(Extracted records)
START

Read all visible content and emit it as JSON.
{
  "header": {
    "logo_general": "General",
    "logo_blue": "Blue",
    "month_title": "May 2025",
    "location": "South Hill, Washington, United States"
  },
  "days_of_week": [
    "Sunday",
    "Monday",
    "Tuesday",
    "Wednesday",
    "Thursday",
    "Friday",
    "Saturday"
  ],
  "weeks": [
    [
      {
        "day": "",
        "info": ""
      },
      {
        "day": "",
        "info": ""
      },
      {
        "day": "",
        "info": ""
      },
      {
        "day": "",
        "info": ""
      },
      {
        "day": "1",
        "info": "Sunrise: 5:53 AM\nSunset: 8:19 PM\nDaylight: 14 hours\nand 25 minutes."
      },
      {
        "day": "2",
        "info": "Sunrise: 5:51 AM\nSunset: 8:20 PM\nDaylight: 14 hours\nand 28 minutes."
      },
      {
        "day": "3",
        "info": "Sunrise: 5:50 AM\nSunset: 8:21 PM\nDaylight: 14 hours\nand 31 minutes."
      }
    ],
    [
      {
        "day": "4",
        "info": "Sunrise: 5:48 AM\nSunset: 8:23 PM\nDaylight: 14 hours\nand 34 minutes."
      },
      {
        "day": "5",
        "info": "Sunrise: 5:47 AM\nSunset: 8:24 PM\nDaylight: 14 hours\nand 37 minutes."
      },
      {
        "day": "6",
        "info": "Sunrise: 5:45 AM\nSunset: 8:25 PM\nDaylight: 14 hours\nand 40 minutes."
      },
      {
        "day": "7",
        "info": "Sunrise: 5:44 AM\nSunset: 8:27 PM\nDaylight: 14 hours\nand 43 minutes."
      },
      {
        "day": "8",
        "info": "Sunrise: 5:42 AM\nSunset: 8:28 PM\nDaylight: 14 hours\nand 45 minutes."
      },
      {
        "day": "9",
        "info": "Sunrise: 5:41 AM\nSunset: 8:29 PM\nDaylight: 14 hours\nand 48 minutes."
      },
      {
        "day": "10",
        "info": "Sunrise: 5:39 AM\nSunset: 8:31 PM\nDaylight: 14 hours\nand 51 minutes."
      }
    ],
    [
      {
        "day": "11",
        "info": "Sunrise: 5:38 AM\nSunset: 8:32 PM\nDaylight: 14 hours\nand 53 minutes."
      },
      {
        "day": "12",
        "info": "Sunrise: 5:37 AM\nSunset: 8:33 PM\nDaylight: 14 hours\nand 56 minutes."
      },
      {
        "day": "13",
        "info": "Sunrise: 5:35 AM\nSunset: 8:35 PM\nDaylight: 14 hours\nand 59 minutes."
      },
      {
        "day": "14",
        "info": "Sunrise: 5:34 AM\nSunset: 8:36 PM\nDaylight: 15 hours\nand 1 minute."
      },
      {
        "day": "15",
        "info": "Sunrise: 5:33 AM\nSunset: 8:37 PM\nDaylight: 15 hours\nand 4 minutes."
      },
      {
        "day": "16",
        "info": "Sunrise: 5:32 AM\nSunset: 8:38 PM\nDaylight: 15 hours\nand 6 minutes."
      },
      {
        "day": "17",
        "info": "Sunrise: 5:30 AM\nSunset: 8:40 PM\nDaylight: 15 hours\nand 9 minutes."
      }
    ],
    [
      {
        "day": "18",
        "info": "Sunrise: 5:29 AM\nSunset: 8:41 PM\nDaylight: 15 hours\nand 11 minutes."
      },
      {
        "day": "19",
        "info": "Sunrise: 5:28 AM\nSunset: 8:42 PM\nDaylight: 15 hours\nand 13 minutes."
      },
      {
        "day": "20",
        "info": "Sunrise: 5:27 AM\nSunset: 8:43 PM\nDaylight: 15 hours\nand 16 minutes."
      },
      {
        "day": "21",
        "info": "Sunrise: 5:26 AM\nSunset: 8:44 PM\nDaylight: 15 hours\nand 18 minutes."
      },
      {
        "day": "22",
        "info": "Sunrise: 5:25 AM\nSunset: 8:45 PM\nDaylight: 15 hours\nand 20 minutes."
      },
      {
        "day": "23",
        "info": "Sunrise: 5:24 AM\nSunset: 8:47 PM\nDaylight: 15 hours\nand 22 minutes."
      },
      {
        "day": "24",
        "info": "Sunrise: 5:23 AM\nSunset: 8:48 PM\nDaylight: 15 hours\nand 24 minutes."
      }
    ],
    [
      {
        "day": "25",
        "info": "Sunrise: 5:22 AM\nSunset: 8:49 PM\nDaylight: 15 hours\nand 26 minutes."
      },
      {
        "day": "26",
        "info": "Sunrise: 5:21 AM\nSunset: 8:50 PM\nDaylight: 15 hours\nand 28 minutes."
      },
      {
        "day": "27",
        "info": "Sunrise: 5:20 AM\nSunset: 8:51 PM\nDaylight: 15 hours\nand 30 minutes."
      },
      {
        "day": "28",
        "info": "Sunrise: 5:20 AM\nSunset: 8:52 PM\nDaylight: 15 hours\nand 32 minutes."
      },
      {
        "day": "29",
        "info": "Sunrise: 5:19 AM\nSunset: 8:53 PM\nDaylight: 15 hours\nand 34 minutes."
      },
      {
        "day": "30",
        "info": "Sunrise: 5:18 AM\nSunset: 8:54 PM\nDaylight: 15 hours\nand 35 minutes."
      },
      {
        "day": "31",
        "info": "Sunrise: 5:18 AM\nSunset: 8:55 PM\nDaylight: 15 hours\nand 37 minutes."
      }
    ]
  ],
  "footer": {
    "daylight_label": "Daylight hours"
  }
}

END

Using the data above, print every record exactly as shown.

Read all visible content and emit it as JSON.
{
  "header": {
    "logo_general": "General",
    "logo_blue": "Blue",
    "month_title": "May 2025",
    "location": "South Hill, Washington, United States"
  },
  "days_of_week": [
    "Sunday",
    "Monday",
    "Tuesday",
    "Wednesday",
    "Thursday",
    "Friday",
    "Saturday"
  ],
  "weeks": [
    [
      {
        "day": "",
        "info": ""
      },
      {
        "day": "",
        "info": ""
      },
      {
        "day": "",
        "info": ""
      },
      {
        "day": "",
        "info": ""
      },
      {
        "day": "1",
        "info": "Sunrise: 5:53 AM\nSunset: 8:19 PM\nDaylight: 14 hours\nand 25 minutes."
      },
      {
        "day": "2",
        "info": "Sunrise: 5:51 AM\nSunset: 8:20 PM\nDaylight: 14 hours\nand 28 minutes."
      },
      {
        "day": "3",
        "info": "Sunrise: 5:50 AM\nSunset: 8:21 PM\nDaylight: 14 hours\nand 31 minutes."
      }
    ],
    [
      {
        "day": "4",
        "info": "Sunrise: 5:48 AM\nSunset: 8:23 PM\nDaylight: 14 hours\nand 34 minutes."
      },
      {
        "day": "5",
        "info": "Sunrise: 5:47 AM\nSunset: 8:24 PM\nDaylight: 14 hours\nand 37 minutes."
      },
      {
        "day": "6",
        "info": "Sunrise: 5:45 AM\nSunset: 8:25 PM\nDaylight: 14 hours\nand 40 minutes."
      },
      {
        "day": "7",
        "info": "Sunrise: 5:44 AM\nSunset: 8:27 PM\nDaylight: 14 hours\nand 43 minutes."
      },
      {
        "day": "8",
        "info": "Sunrise: 5:42 AM\nSunset: 8:28 PM\nDaylight: 14 hours\nand 45 minutes."
      },
      {
        "day": "9",
        "info": "Sunrise: 5:41 AM\nSunset: 8:29 PM\nDaylight: 14 hours\nand 48 minutes."
      },
      {
        "day": "10",
        "info": "Sunrise: 5:39 AM\nSunset: 8:31 PM\nDaylight: 14 hours\nand 51 minutes."
      }
    ],
    [
      {
        "day": "11",
        "info": "Sunrise: 5:38 AM\nSunset: 8:32 PM\nDaylight: 14 hours\nand 53 minutes."
      },
      {
        "day": "12",
        "info": "Sunrise: 5:37 AM\nSunset: 8:33 PM\nDaylight: 14 hours\nand 56 minutes."
      },
      {
        "day": "13",
        "info": "Sunrise: 5:35 AM\nSunset: 8:35 PM\nDaylight: 14 hours\nand 59 minutes."
      },
      {
        "day": "14",
        "info": "Sunrise: 5:34 AM\nSunset: 8:36 PM\nDaylight: 15 hours\nand 1 minute."
      },
      {
        "day": "15",
        "info": "Sunrise: 5:33 AM\nSunset: 8:37 PM\nDaylight: 15 hours\nand 4 minutes."
      },
      {
        "day": "16",
        "info": "Sunrise: 5:32 AM\nSunset: 8:38 PM\nDaylight: 15 hours\nand 6 minutes."
      },
      {
        "day": "17",
        "info": "Sunrise: 5:30 AM\nSunset: 8:40 PM\nDaylight: 15 hours\nand 9 minutes."
      }
    ],
    [
      {
        "day": "18",
        "info": "Sunrise: 5:29 AM\nSunset: 8:41 PM\nDaylight: 15 hours\nand 11 minutes."
      },
      {
        "day": "19",
        "info": "Sunrise: 5:28 AM\nSunset: 8:42 PM\nDaylight: 15 hours\nand 13 minutes."
      },
      {
        "day": "20",
        "info": "Sunrise: 5:27 AM\nSunset: 8:43 PM\nDaylight: 15 hours\nand 16 minutes."
      },
      {
        "day": "21",
        "info": "Sunrise: 5:26 AM\nSunset: 8:44 PM\nDaylight: 15 hours\nand 18 minutes."
      },
      {
        "day": "22",
        "info": "Sunrise: 5:25 AM\nSunset: 8:45 PM\nDaylight: 15 hours\nand 20 minutes."
      },
      {
        "day": "23",
        "info": "Sunrise: 5:24 AM\nSunset: 8:47 PM\nDaylight: 15 hours\nand 22 minutes."
      },
      {
        "day": "24",
        "info": "Sunrise: 5:23 AM\nSunset: 8:48 PM\nDaylight: 15 hours\nand 24 minutes."
      }
    ],
    [
      {
        "day": "25",
        "info": "Sunrise: 5:22 AM\nSunset: 8:49 PM\nDaylight: 15 hours\nand 26 minutes."
      },
      {
        "day": "26",
        "info": "Sunrise: 5:21 AM\nSunset: 8:50 PM\nDaylight: 15 hours\nand 28 minutes."
      },
      {
        "day": "27",
        "info": "Sunrise: 5:20 AM\nSunset: 8:51 PM\nDaylight: 15 hours\nand 30 minutes."
      },
      {
        "day": "28",
        "info": "Sunrise: 5:20 AM\nSunset: 8:52 PM\nDaylight: 15 hours\nand 32 minutes."
      },
      {
        "day": "29",
        "info": "Sunrise: 5:19 AM\nSunset: 8:53 PM\nDaylight: 15 hours\nand 34 minutes."
      },
      {
        "day": "30",
        "info": "Sunrise: 5:18 AM\nSunset: 8:54 PM\nDaylight: 15 hours\nand 35 minutes."
      },
      {
        "day": "31",
        "info": "Sunrise: 5:18 AM\nSunset: 8:55 PM\nDaylight: 15 hours\nand 37 minutes."
      }
    ]
  ],
  "footer": {
    "daylight_label": "Daylight hours"
  }
}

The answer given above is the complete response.